Carry on the forum thread about overlooked common-sense advice, picking up after its last post.

* BEGIN ARTICLE *

# Is there a commone sense thread?



## Rody (Sep 4, 2009)

You know, just common sense advice that people might overlook?

Stuff like a bag of beans is a bag of beans. The ones that cost a dollar taste the same as the ones that cost three dollars.

Or buy your canning jars after the season is over so they are on clearance.

Every buck you can save is a buck you can invest.


----------



## Jason (Jul 25, 2009)

That's a good idea. And don't go too hog wild. Just take things a little at a time.


----------



## GewehrWolf (Sep 3, 2009)

Rody said:


> You know, just common sense advice that people might overlook?


How about?????

"Never play poker with anyone whose first name is the name of a city"

* END ARTICLE *
* BEGIN DATASET ROWS *

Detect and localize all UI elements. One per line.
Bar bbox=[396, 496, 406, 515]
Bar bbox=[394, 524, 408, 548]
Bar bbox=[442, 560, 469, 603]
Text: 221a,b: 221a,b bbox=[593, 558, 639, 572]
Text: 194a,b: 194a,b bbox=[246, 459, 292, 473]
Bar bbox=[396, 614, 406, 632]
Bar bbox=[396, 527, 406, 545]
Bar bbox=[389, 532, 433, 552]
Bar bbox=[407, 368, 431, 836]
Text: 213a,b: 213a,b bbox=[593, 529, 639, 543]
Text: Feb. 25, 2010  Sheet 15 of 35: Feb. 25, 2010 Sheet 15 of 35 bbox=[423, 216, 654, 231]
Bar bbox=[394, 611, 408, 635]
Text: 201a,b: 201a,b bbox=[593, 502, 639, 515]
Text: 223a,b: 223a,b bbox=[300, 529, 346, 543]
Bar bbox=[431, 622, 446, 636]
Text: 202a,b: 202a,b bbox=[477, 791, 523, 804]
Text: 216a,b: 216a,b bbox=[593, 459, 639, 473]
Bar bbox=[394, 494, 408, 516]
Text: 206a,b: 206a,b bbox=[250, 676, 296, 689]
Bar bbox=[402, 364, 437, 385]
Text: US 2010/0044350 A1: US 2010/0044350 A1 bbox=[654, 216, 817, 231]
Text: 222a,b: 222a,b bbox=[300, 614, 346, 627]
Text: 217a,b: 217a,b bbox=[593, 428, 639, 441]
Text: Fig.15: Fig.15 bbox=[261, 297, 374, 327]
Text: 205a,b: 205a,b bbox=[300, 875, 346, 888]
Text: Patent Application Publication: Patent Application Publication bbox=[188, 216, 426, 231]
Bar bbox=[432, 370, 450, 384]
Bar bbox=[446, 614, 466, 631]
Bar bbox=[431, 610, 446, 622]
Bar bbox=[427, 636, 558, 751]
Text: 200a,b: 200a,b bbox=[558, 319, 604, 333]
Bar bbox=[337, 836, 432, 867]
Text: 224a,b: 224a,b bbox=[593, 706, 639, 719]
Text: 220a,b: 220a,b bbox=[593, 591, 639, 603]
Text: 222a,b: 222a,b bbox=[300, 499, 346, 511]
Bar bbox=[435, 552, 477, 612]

* END DATASET ROWS *

RESPONSE:
Like "Dallas" Walker or "Miami" Johnson 

Just joking 

I would say being able to repair things is a good common sense ability. It's a real comfort to me to know that if my clothes need mending or the washing machine needs a pump motor replaced....Etc.... I can take care of the problem myself. I've gathered a pretty good collection of books over the years and I would hazzard a guess to say that most of them are "How To" repair types and I've used them a lot.

And, not only are repair skills handy to you they can be bartered for trade if need be.

I guess that qualifies as "Common Sense"


----------



## Rody (Sep 4, 2009)

Those bags of cheap leg quarters they sell can be cooked and canned up to use as soup or chicken and dumplings. Don't let your jars sit empty. Even those big cuts of beef like brisket can be canned. Just cut them up and add what you like. Cheaper is better sometimes. I know the leg quarters make better tasting soup than skinless fryer breasts.


----------



## kyfarmer (Feb 22, 2009)

I kinda figured it would be empty.  Cause common sense just ain't very common these day's. But i hope there's a lot of info on it.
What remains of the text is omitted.